### ITEMS
○ ○ ○
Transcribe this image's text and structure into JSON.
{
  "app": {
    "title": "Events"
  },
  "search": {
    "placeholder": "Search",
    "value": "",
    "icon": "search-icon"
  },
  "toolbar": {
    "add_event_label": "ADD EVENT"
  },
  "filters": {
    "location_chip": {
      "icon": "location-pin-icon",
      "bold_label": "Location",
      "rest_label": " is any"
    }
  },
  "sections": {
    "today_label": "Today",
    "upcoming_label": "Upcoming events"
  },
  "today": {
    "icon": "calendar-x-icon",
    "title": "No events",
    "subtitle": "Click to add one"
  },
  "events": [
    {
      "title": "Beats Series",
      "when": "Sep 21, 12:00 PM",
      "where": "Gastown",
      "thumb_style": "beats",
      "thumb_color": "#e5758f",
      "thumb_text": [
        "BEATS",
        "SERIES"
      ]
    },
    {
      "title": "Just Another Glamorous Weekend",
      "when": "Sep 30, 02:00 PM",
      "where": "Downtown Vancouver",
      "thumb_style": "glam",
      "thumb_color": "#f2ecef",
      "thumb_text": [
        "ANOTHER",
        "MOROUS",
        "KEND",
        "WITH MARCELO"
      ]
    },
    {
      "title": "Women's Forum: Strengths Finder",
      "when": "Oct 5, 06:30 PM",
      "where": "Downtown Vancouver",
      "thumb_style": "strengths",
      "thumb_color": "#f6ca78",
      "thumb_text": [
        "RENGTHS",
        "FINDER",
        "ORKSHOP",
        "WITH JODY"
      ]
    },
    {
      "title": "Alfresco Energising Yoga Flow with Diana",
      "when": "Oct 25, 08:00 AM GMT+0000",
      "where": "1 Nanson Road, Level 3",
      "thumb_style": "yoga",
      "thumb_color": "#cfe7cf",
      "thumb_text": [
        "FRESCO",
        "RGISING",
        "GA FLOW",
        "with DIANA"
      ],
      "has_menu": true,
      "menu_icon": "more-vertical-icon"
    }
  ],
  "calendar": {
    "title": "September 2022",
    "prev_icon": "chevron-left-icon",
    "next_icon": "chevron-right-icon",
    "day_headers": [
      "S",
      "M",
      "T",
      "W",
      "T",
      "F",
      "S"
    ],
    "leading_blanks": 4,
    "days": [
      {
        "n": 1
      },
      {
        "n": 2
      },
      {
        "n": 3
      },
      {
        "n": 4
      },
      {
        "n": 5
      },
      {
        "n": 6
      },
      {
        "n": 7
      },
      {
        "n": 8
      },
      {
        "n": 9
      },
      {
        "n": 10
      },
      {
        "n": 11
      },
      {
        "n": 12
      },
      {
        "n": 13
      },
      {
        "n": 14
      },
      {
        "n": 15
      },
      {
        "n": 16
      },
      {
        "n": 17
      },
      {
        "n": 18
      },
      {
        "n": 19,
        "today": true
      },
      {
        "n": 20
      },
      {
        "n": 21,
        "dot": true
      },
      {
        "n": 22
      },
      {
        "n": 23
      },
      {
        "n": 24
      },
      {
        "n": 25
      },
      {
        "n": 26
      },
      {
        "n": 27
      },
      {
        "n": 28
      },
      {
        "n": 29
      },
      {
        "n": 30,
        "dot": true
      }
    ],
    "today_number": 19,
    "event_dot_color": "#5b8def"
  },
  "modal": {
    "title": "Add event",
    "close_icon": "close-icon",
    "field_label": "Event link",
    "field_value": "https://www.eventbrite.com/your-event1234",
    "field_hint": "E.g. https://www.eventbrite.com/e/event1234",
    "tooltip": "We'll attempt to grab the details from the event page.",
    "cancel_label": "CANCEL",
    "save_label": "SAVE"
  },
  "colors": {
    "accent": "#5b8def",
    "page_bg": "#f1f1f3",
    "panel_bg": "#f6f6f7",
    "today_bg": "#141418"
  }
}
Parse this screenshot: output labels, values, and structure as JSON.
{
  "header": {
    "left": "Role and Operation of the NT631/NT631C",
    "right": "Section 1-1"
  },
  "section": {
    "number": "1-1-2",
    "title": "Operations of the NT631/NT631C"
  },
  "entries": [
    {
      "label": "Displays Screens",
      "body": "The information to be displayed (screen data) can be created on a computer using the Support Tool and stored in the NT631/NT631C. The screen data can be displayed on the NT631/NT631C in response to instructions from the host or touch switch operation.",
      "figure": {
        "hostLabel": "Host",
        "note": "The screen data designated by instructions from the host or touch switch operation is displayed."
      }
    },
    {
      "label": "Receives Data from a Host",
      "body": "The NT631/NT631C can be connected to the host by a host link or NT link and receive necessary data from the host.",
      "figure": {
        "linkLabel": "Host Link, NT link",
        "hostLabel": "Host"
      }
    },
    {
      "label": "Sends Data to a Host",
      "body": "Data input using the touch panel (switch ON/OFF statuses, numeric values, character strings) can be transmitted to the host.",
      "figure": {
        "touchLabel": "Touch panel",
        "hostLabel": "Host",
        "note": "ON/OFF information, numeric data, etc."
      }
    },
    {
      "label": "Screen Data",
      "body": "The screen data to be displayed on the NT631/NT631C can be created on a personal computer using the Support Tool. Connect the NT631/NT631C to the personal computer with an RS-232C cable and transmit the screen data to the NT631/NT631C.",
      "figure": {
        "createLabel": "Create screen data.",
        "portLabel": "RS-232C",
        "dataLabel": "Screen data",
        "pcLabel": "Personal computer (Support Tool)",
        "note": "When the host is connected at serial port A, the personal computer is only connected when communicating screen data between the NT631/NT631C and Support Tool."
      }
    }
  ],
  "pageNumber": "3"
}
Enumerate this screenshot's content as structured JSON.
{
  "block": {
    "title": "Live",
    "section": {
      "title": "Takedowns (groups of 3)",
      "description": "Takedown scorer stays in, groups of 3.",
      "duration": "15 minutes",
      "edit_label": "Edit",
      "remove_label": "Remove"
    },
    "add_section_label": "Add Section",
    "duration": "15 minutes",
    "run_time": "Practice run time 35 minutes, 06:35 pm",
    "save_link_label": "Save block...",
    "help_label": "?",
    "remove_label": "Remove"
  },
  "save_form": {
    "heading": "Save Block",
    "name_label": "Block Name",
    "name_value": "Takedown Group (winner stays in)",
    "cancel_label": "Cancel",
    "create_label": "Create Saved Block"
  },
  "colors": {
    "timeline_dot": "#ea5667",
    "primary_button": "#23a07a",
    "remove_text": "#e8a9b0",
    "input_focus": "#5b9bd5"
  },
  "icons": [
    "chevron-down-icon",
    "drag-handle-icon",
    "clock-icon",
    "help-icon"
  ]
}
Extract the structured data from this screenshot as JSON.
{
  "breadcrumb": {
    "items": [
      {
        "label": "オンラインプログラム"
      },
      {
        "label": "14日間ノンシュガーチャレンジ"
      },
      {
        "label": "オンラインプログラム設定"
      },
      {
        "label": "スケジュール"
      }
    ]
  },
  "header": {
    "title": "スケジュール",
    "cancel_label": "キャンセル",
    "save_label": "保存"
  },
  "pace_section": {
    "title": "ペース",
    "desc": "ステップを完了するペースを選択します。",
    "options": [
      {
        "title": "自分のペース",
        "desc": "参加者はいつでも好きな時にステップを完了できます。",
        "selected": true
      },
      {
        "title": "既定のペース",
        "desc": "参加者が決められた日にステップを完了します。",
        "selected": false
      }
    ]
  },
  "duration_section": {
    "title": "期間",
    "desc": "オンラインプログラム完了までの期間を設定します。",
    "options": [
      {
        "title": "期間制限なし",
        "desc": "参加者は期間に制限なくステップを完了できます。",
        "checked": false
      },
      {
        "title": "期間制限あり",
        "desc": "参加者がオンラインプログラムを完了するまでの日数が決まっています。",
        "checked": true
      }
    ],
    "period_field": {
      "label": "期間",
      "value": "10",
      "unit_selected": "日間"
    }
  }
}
○ ○ ○
### YOUR INSTRUCTIONS
Every record above should be copied exactly.

### THE OUTPUT
Transcribe this image's text and structure into JSON.
{
  "app": {
    "title": "Events"
  },
  "search": {
    "placeholder": "Search",
    "value": "",
    "icon": "search-icon"
  },
  "toolbar": {
    "add_event_label": "ADD EVENT"
  },
  "filters": {
    "location_chip": {
      "icon": "location-pin-icon",
      "bold_label": "Location",
      "rest_label": " is any"
    }
  },
  "sections": {
    "today_label": "Today",
    "upcoming_label": "Upcoming events"
  },
  "today": {
    "icon": "calendar-x-icon",
    "title": "No events",
    "subtitle": "Click to add one"
  },
  "events": [
    {
      "title": "Beats Series",
      "when": "Sep 21, 12:00 PM",
      "where": "Gastown",
      "thumb_style": "beats",
      "thumb_color": "#e5758f",
      "thumb_text": [
        "BEATS",
        "SERIES"
      ]
    },
    {
      "title": "Just Another Glamorous Weekend",
      "when": "Sep 30, 02:00 PM",
      "where": "Downtown Vancouver",
      "thumb_style": "glam",
      "thumb_color": "#f2ecef",
      "thumb_text": [
        "ANOTHER",
        "MOROUS",
        "KEND",
        "WITH MARCELO"
      ]
    },
    {
      "title": "Women's Forum: Strengths Finder",
      "when": "Oct 5, 06:30 PM",
      "where": "Downtown Vancouver",
      "thumb_style": "strengths",
      "thumb_color": "#f6ca78",
      "thumb_text": [
        "RENGTHS",
        "FINDER",
        "ORKSHOP",
        "WITH JODY"
      ]
    },
    {
      "title": "Alfresco Energising Yoga Flow with Diana",
      "when": "Oct 25, 08:00 AM GMT+0000",
      "where": "1 Nanson Road, Level 3",
      "thumb_style": "yoga",
      "thumb_color": "#cfe7cf",
      "thumb_text": [
        "FRESCO",
        "RGISING",
        "GA FLOW",
        "with DIANA"
      ],
      "has_menu": true,
      "menu_icon": "more-vertical-icon"
    }
  ],
  "calendar": {
    "title": "September 2022",
    "prev_icon": "chevron-left-icon",
    "next_icon": "chevron-right-icon",
    "day_headers": [
      "S",
      "M",
      "T",
      "W",
      "T",
      "F",
      "S"
    ],
    "leading_blanks": 4,
    "days": [
      {
        "n": 1
      },
      {
        "n": 2
      },
      {
        "n": 3
      },
      {
        "n": 4
      },
      {
        "n": 5
      },
      {
        "n": 6
      },
      {
        "n": 7
      },
      {
        "n": 8
      },
      {
        "n": 9
      },
      {
        "n": 10
      },
      {
        "n": 11
      },
      {
        "n": 12
      },
      {
        "n": 13
      },
      {
        "n": 14
      },
      {
        "n": 15
      },
      {
        "n": 16
      },
      {
        "n": 17
      },
      {
        "n": 18
      },
      {
        "n": 19,
        "today": true
      },
      {
        "n": 20
      },
      {
        "n": 21,
        "dot": true
      },
      {
        "n": 22
      },
      {
        "n": 23
      },
      {
        "n": 24
      },
      {
        "n": 25
      },
      {
        "n": 26
      },
      {
        "n": 27
      },
      {
        "n": 28
      },
      {
        "n": 29
      },
      {
        "n": 30,
        "dot": true
      }
    ],
    "today_number": 19,
    "event_dot_color": "#5b8def"
  },
  "modal": {
    "title": "Add event",
    "close_icon": "close-icon",
    "field_label": "Event link",
    "field_value": "https://www.eventbrite.com/your-event1234",
    "field_hint": "E.g. https://www.eventbrite.com/e/event1234",
    "tooltip": "We'll attempt to grab the details from the event page.",
    "cancel_label": "CANCEL",
    "save_label": "SAVE"
  },
  "colors": {
    "accent": "#5b8def",
    "page_bg": "#f1f1f3",
    "panel_bg": "#f6f6f7",
    "today_bg": "#141418"
  }
}
Parse this screenshot: output labels, values, and structure as JSON.
{
  "header": {
    "left": "Role and Operation of the NT631/NT631C",
    "right": "Section 1-1"
  },
  "section": {
    "number": "1-1-2",
    "title": "Operations of the NT631/NT631C"
  },
  "entries": [
    {
      "label": "Displays Screens",
      "body": "The information to be displayed (screen data) can be created on a computer using the Support Tool and stored in the NT631/NT631C. The screen data can be displayed on the NT631/NT631C in response to instructions from the host or touch switch operation.",
      "figure": {
        "hostLabel": "Host",
        "note": "The screen data designated by instructions from the host or touch switch operation is displayed."
      }
    },
    {
      "label": "Receives Data from a Host",
      "body": "The NT631/NT631C can be connected to the host by a host link or NT link and receive necessary data from the host.",
      "figure": {
        "linkLabel": "Host Link, NT link",
        "hostLabel": "Host"
      }
    },
    {
      "label": "Sends Data to a Host",
      "body": "Data input using the touch panel (switch ON/OFF statuses, numeric values, character strings) can be transmitted to the host.",
      "figure": {
        "touchLabel": "Touch panel",
        "hostLabel": "Host",
        "note": "ON/OFF information, numeric data, etc."
      }
    },
    {
      "label": "Screen Data",
      "body": "The screen data to be displayed on the NT631/NT631C can be created on a personal computer using the Support Tool. Connect the NT631/NT631C to the personal computer with an RS-232C cable and transmit the screen data to the NT631/NT631C.",
      "figure": {
        "createLabel": "Create screen data.",
        "portLabel": "RS-232C",
        "dataLabel": "Screen data",
        "pcLabel": "Personal computer (Support Tool)",
        "note": "When the host is connected at serial port A, the personal computer is only connected when communicating screen data between the NT631/NT631C and Support Tool."
      }
    }
  ],
  "pageNumber": "3"
}
Enumerate this screenshot's content as structured JSON.
{
  "block": {
    "title": "Live",
    "section": {
      "title": "Takedowns (groups of 3)",
      "description": "Takedown scorer stays in, groups of 3.",
      "duration": "15 minutes",
      "edit_label": "Edit",
      "remove_label": "Remove"
    },
    "add_section_label": "Add Section",
    "duration": "15 minutes",
    "run_time": "Practice run time 35 minutes, 06:35 pm",
    "save_link_label": "Save block...",
    "help_label": "?",
    "remove_label": "Remove"
  },
  "save_form": {
    "heading": "Save Block",
    "name_label": "Block Name",
    "name_value": "Takedown Group (winner stays in)",
    "cancel_label": "Cancel",
    "create_label": "Create Saved Block"
  },
  "colors": {
    "timeline_dot": "#ea5667",
    "primary_button": "#23a07a",
    "remove_text": "#e8a9b0",
    "input_focus": "#5b9bd5"
  },
  "icons": [
    "chevron-down-icon",
    "drag-handle-icon",
    "clock-icon",
    "help-icon"
  ]
}
Extract the structured data from this screenshot as JSON.
{
  "breadcrumb": {
    "items": [
      {
        "label": "オンラインプログラム"
      },
      {
        "label": "14日間ノンシュガーチャレンジ"
      },
      {
        "label": "オンラインプログラム設定"
      },
      {
        "label": "スケジュール"
      }
    ]
  },
  "header": {
    "title": "スケジュール",
    "cancel_label": "キャンセル",
    "save_label": "保存"
  },
  "pace_section": {
    "title": "ペース",
    "desc": "ステップを完了するペースを選択します。",
    "options": [
      {
        "title": "自分のペース",
        "desc": "参加者はいつでも好きな時にステップを完了できます。",
        "selected": true
      },
      {
        "title": "既定のペース",
        "desc": "参加者が決められた日にステップを完了します。",
        "selected": false
      }
    ]
  },
  "duration_section": {
    "title": "期間",
    "desc": "オンラインプログラム完了までの期間を設定します。",
    "options": [
      {
        "title": "期間制限なし",
        "desc": "参加者は期間に制限なくステップを完了できます。",
        "checked": false
      },
      {
        "title": "期間制限あり",
        "desc": "参加者がオンラインプログラムを完了するまでの日数が決まっています。",
        "checked": true
      }
    ],
    "period_field": {
      "label": "期間",
      "value": "10",
      "unit_selected": "日間"
    }
  }
}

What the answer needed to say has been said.